--- BEGIN The records ---

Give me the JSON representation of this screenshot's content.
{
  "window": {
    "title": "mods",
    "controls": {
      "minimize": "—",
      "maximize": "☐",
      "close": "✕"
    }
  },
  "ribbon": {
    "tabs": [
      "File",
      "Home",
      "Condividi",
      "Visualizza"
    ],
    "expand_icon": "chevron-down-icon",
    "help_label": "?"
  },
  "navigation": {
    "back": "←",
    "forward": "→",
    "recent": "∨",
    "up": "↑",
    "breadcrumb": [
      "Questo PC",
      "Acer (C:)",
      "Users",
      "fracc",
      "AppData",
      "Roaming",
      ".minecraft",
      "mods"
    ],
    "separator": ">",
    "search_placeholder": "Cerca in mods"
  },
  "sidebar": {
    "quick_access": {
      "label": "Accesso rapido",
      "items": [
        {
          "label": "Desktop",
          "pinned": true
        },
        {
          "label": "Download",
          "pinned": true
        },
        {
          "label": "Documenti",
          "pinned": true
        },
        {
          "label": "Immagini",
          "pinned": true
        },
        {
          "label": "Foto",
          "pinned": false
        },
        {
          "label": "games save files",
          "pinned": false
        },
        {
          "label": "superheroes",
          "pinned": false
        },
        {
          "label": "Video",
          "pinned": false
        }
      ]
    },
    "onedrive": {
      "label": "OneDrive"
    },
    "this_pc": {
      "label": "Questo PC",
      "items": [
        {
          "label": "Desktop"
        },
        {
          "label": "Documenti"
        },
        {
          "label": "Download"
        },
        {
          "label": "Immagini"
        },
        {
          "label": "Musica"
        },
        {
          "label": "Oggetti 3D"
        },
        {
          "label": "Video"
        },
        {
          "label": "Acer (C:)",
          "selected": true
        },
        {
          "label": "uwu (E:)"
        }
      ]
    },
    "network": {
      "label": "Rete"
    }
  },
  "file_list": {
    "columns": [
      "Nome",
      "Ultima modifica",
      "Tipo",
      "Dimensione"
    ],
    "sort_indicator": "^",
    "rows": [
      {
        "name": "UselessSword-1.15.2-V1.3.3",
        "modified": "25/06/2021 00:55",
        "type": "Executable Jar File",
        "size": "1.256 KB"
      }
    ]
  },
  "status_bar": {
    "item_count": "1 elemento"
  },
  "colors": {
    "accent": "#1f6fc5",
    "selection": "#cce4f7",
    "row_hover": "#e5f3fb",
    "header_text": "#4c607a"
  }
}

--- END The records ---

* **Short exercise**:
Each line in the material above must be retyped without alteration.

* **Solution to the problem**:
Give me the JSON representation of this screenshot's content.
{
  "window": {
    "title": "mods",
    "controls": {
      "minimize": "—",
      "maximize": "☐",
      "close": "✕"
    }
  },
  "ribbon": {
    "tabs": [
      "File",
      "Home",
      "Condividi",
      "Visualizza"
    ],
    "expand_icon": "chevron-down-icon",
    "help_label": "?"
  },
  "navigation": {
    "back": "←",
    "forward": "→",
    "recent": "∨",
    "up": "↑",
    "breadcrumb": [
      "Questo PC",
      "Acer (C:)",
      "Users",
      "fracc",
      "AppData",
      "Roaming",
      ".minecraft",
      "mods"
    ],
    "separator": ">",
    "search_placeholder": "Cerca in mods"
  },
  "sidebar": {
    "quick_access": {
      "label": "Accesso rapido",
      "items": [
        {
          "label": "Desktop",
          "pinned": true
        },
        {
          "label": "Download",
          "pinned": true
        },
        {
          "label": "Documenti",
          "pinned": true
        },
        {
          "label": "Immagini",
          "pinned": true
        },
        {
          "label": "Foto",
          "pinned": false
        },
        {
          "label": "games save files",
          "pinned": false
        },
        {
          "label": "superheroes",
          "pinned": false
        },
        {
          "label": "Video",
          "pinned": false
        }
      ]
    },
    "onedrive": {
      "label": "OneDrive"
    },
    "this_pc": {
      "label": "Questo PC",
      "items": [
        {
          "label": "Desktop"
        },
        {
          "label": "Documenti"
        },
        {
          "label": "Download"
        },
        {
          "label": "Immagini"
        },
        {
          "label": "Musica"
        },
        {
          "label": "Oggetti 3D"
        },
        {
          "label": "Video"
        },
        {
          "label": "Acer (C:)",
          "selected": true
        },
        {
          "label": "uwu (E:)"
        }
      ]
    },
    "network": {
      "label": "Rete"
    }
  },
  "file_list": {
    "columns": [
      "Nome",
      "Ultima modifica",
      "Tipo",
      "Dimensione"
    ],
    "sort_indicator": "^",
    "rows": [
      {
        "name": "UselessSword-1.15.2-V1.3.3",
        "modified": "25/06/2021 00:55",
        "type": "Executable Jar File",
        "size": "1.256 KB"
      }
    ]
  },
  "status_bar": {
    "item_count": "1 elemento"
  },
  "colors": {
    "accent": "#1f6fc5",
    "selection": "#cce4f7",
    "row_hover": "#e5f3fb",
    "header_text": "#4c607a"
  }
}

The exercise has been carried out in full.